Set down each record below precisely, skipping the pictures.

[Collection entries]

►

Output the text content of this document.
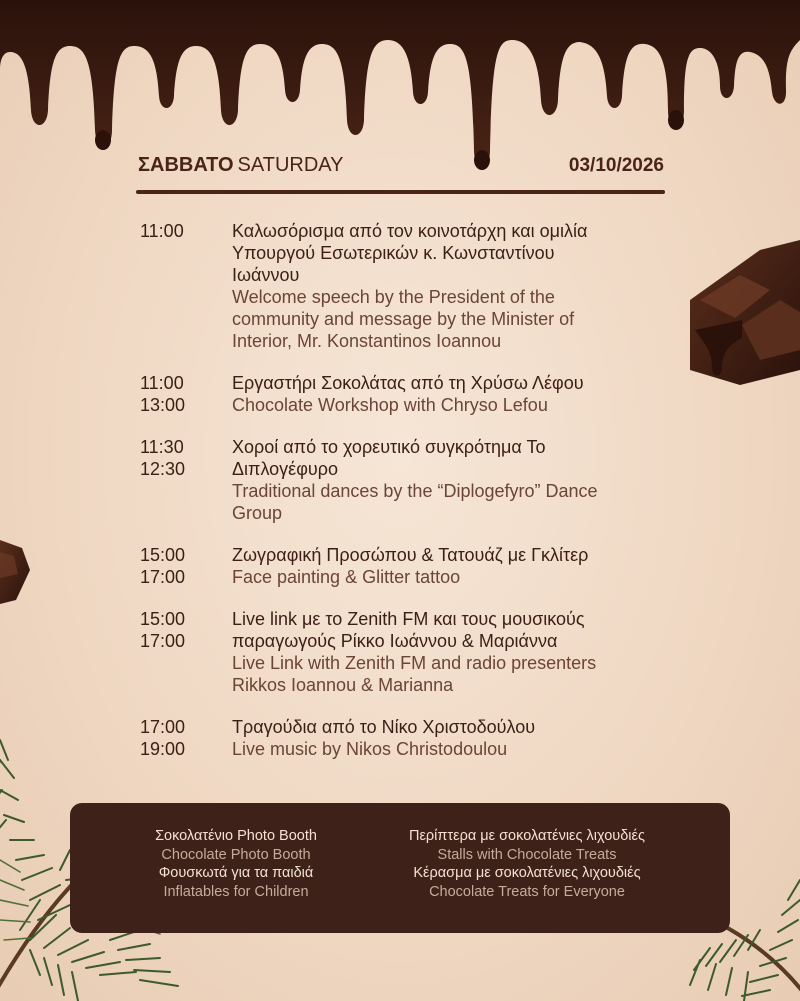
ΣΑΒΒΑΤΟ SATURDAY	03/10/2026
11:00	Καλωσόρισμα από τον κοινοτάρχη και ομιλία
Υπουργού Εσωτερικών κ. Κωνσταντίνου
Ιωάννου
Welcome speech by the President of the
community and message by the Minister of
Interior, Mr. Konstantinos Ioannou
11:00
13:00
Εργαστήρι Σοκολάτας από τη Χρύσω Λέφου
Chocolate Workshop with Chryso Lefou
11:30
12:30
Χοροί από το χορευτικό συγκρότημα Το
Διπλογέφυρο
Traditional dances by the “Diplogefyro” Dance
Group
15:00
17:00
Ζωγραφική Προσώπου & Τατουάζ με Γκλίτερ
Face painting & Glitter tattoo
15:00
17:00
Live link με το Zenith FM και τους μουσικούς
παραγωγούς Ρίκκο Ιωάννου & Μαριάννα
Live Link with Zenith FM and radio presenters
Rikkos Ioannou & Marianna
17:00
19:00
Τραγούδια από το Νίκο Χριστοδούλου
Live music by Nikos Christodoulou
Σοκολατένιο Photo Booth
Chocolate Photo Booth
Φουσκωτά για τα παιδιά
Inflatables for Children
Περίπτερα με σοκολατένιες λιχουδιές
Stalls with Chocolate Treats
Κέρασμα με σοκολατένιες λιχουδιές
Chocolate Treats for Everyone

◄

■ Reply ■
Output the text content of this document.
ΣΑΒΒΑΤΟ SATURDAY	03/10/2026
11:00	Καλωσόρισμα από τον κοινοτάρχη και ομιλία
Υπουργού Εσωτερικών κ. Κωνσταντίνου
Ιωάννου
Welcome speech by the President of the
community and message by the Minister of
Interior, Mr. Konstantinos Ioannou
11:00
13:00
Εργαστήρι Σοκολάτας από τη Χρύσω Λέφου
Chocolate Workshop with Chryso Lefou
11:30
12:30
Χοροί από το χορευτικό συγκρότημα Το
Διπλογέφυρο
Traditional dances by the “Diplogefyro” Dance
Group
15:00
17:00
Ζωγραφική Προσώπου & Τατουάζ με Γκλίτερ
Face painting & Glitter tattoo
15:00
17:00
Live link με το Zenith FM και τους μουσικούς
παραγωγούς Ρίκκο Ιωάννου & Μαριάννα
Live Link with Zenith FM and radio presenters
Rikkos Ioannou & Marianna
17:00
19:00
Τραγούδια από το Νίκο Χριστοδούλου
Live music by Nikos Christodoulou
Σοκολατένιο Photo Booth
Chocolate Photo Booth
Φουσκωτά για τα παιδιά
Inflatables for Children
Περίπτερα με σοκολατένιες λιχουδιές
Stalls with Chocolate Treats
Κέρασμα με σοκολατένιες λιχουδιές
Chocolate Treats for Everyone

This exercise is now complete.